Write out every record in full, exactly as written, please.

— start Entries supplied —

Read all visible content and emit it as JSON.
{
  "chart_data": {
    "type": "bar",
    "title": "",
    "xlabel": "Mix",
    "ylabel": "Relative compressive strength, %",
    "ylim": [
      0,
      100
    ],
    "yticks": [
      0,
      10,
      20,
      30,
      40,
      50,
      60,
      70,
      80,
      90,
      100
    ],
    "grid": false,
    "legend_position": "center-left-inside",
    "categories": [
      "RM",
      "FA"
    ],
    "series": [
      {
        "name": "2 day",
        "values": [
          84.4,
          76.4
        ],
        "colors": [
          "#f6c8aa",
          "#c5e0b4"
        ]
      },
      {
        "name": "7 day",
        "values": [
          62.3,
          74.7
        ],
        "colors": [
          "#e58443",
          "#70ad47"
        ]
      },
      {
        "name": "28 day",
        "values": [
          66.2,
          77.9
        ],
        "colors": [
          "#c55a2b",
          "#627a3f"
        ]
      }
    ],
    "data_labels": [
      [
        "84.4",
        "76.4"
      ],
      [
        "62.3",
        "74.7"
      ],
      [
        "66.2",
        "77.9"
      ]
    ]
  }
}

— end Entries supplied —

■ **The solution**:
Read all visible content and emit it as JSON.
{
  "chart_data": {
    "type": "bar",
    "title": "",
    "xlabel": "Mix",
    "ylabel": "Relative compressive strength, %",
    "ylim": [
      0,
      100
    ],
    "yticks": [
      0,
      10,
      20,
      30,
      40,
      50,
      60,
      70,
      80,
      90,
      100
    ],
    "grid": false,
    "legend_position": "center-left-inside",
    "categories": [
      "RM",
      "FA"
    ],
    "series": [
      {
        "name": "2 day",
        "values": [
          84.4,
          76.4
        ],
        "colors": [
          "#f6c8aa",
          "#c5e0b4"
        ]
      },
      {
        "name": "7 day",
        "values": [
          62.3,
          74.7
        ],
        "colors": [
          "#e58443",
          "#70ad47"
        ]
      },
      {
        "name": "28 day",
        "values": [
          66.2,
          77.9
        ],
        "colors": [
          "#c55a2b",
          "#627a3f"
        ]
      }
    ],
    "data_labels": [
      [
        "84.4",
        "76.4"
      ],
      [
        "62.3",
        "74.7"
      ],
      [
        "66.2",
        "77.9"
      ]
    ]
  }
}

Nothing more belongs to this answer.